• _Task instructions_
Note each line that includes the word "ISBN". Copy those lines.
── Dataset excerpts ──
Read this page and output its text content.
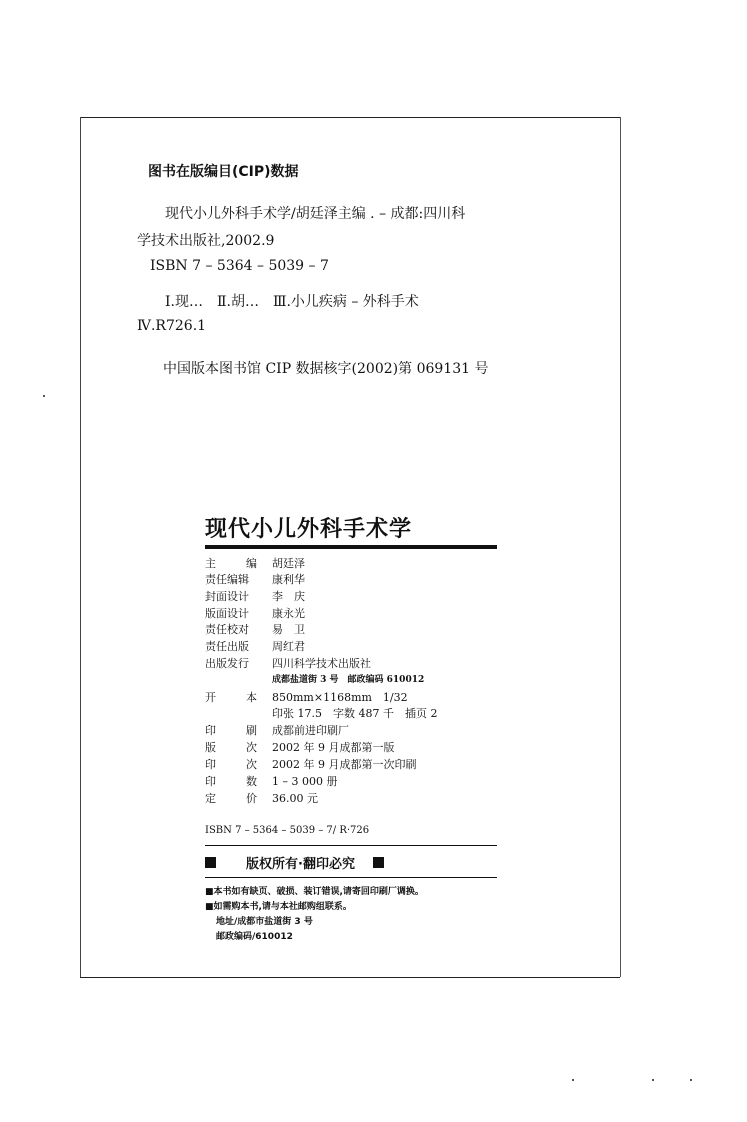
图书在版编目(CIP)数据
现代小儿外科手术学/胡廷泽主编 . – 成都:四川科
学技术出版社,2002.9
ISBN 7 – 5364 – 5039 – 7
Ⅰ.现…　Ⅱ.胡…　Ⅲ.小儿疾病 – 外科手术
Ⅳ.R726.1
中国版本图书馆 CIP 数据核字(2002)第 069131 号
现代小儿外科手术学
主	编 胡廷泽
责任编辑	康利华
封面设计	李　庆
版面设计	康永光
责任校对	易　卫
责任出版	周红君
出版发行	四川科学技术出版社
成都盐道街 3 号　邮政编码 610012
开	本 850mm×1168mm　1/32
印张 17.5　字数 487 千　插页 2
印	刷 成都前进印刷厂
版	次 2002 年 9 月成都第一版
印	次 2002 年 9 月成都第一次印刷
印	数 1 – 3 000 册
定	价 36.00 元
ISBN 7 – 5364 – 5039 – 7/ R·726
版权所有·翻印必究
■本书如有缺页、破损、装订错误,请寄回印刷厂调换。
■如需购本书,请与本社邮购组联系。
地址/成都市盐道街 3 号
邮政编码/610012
───
• _Result of this exercise_
ISBN 7 – 5364 – 5039 – 7
ISBN 7 – 5364 – 5039 – 7/ R·726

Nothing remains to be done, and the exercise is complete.